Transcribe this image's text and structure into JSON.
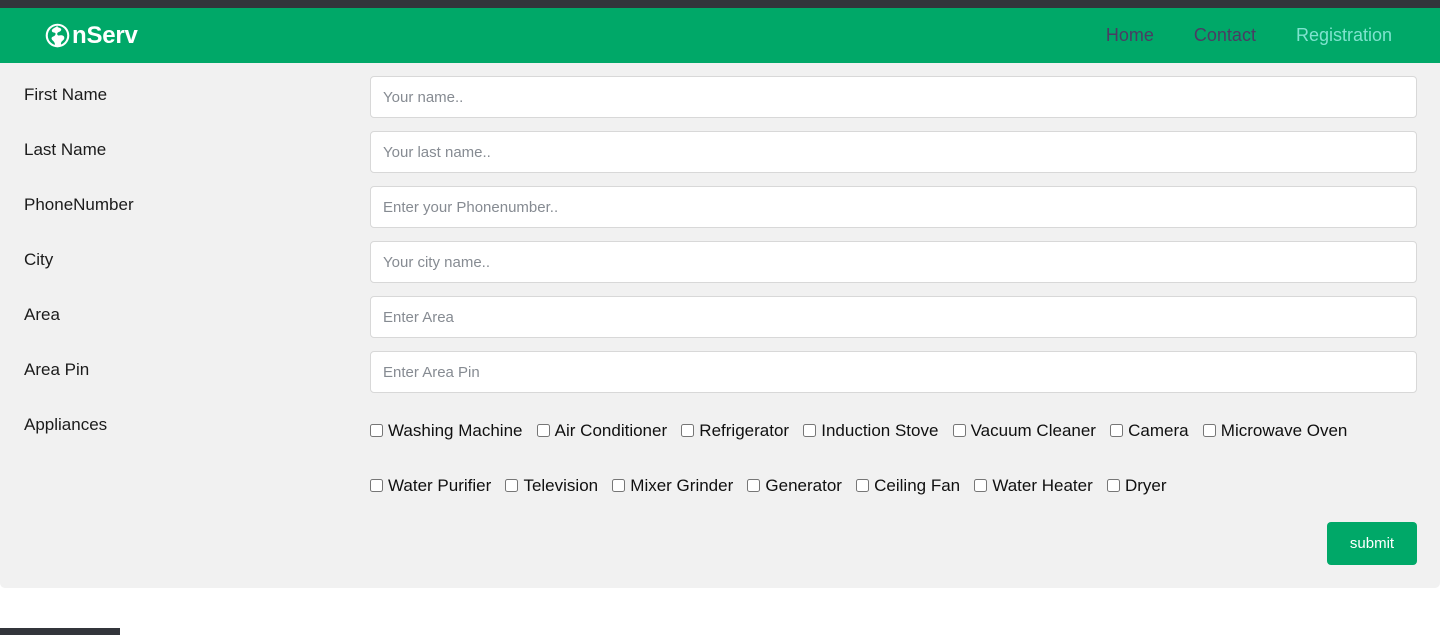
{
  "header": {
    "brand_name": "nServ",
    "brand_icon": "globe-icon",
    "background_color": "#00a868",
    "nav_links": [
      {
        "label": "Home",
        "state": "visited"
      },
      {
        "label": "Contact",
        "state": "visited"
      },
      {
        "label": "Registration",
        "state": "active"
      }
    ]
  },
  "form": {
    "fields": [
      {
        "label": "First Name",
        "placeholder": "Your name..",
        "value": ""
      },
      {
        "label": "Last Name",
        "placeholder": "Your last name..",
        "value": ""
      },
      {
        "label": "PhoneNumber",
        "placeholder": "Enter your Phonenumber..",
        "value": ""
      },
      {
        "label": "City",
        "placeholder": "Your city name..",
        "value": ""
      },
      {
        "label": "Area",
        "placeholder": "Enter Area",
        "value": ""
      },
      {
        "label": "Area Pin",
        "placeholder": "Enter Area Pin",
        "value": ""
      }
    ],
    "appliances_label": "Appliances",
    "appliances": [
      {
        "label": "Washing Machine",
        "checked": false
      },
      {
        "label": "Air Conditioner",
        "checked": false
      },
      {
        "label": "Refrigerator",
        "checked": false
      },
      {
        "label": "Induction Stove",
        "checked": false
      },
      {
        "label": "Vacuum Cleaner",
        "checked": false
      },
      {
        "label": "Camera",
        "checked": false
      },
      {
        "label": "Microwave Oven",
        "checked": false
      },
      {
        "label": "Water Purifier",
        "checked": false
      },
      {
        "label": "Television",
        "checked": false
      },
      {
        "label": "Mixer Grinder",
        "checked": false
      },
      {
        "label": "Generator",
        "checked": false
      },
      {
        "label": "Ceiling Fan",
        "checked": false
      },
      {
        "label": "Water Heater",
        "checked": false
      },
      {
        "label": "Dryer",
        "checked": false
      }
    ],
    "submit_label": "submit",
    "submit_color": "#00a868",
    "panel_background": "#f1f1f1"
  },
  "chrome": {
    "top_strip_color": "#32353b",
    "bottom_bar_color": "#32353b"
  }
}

--

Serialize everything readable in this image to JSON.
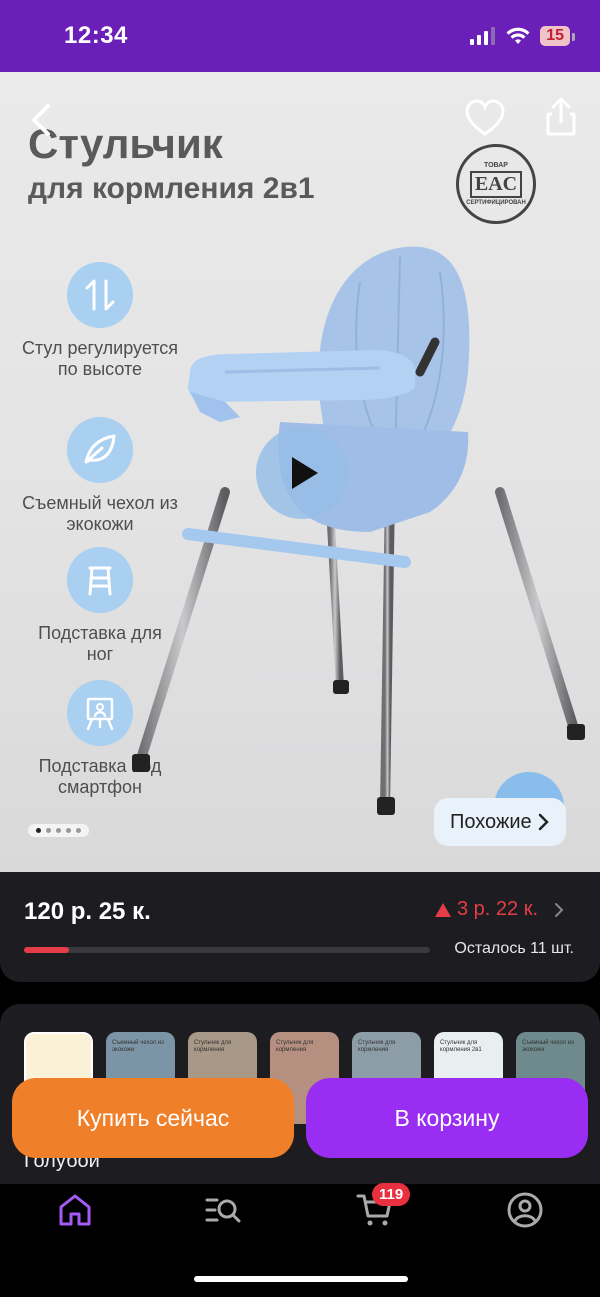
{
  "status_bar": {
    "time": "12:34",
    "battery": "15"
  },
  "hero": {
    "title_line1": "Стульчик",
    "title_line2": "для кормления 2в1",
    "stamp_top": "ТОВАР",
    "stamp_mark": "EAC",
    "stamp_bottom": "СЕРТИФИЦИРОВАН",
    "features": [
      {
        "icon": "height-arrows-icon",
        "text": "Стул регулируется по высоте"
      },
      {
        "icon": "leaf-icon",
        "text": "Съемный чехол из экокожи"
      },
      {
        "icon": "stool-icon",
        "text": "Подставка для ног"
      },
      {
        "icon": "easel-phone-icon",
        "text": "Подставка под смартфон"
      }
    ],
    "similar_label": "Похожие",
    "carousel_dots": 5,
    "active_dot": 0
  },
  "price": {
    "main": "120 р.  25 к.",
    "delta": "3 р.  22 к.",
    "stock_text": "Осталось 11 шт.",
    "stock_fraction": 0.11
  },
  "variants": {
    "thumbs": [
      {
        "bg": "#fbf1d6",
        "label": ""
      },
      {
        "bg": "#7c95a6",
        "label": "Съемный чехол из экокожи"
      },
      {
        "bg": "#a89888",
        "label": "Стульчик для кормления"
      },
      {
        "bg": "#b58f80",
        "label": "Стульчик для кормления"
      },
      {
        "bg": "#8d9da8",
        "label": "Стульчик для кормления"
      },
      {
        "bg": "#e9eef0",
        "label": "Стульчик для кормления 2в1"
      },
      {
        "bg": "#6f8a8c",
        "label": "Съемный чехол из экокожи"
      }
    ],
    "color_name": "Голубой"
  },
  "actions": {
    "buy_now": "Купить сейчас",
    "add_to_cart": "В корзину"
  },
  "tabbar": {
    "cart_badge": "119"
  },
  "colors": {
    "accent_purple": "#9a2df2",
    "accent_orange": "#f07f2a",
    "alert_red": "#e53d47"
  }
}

Given exercise - Search the listing for the word "Area" and return each line that holds it.

Answer in full -
        "label": "Area",
        "placeholder": "Enter Area",
        "label": "Area Pin",
        "placeholder": "Enter Area Pin",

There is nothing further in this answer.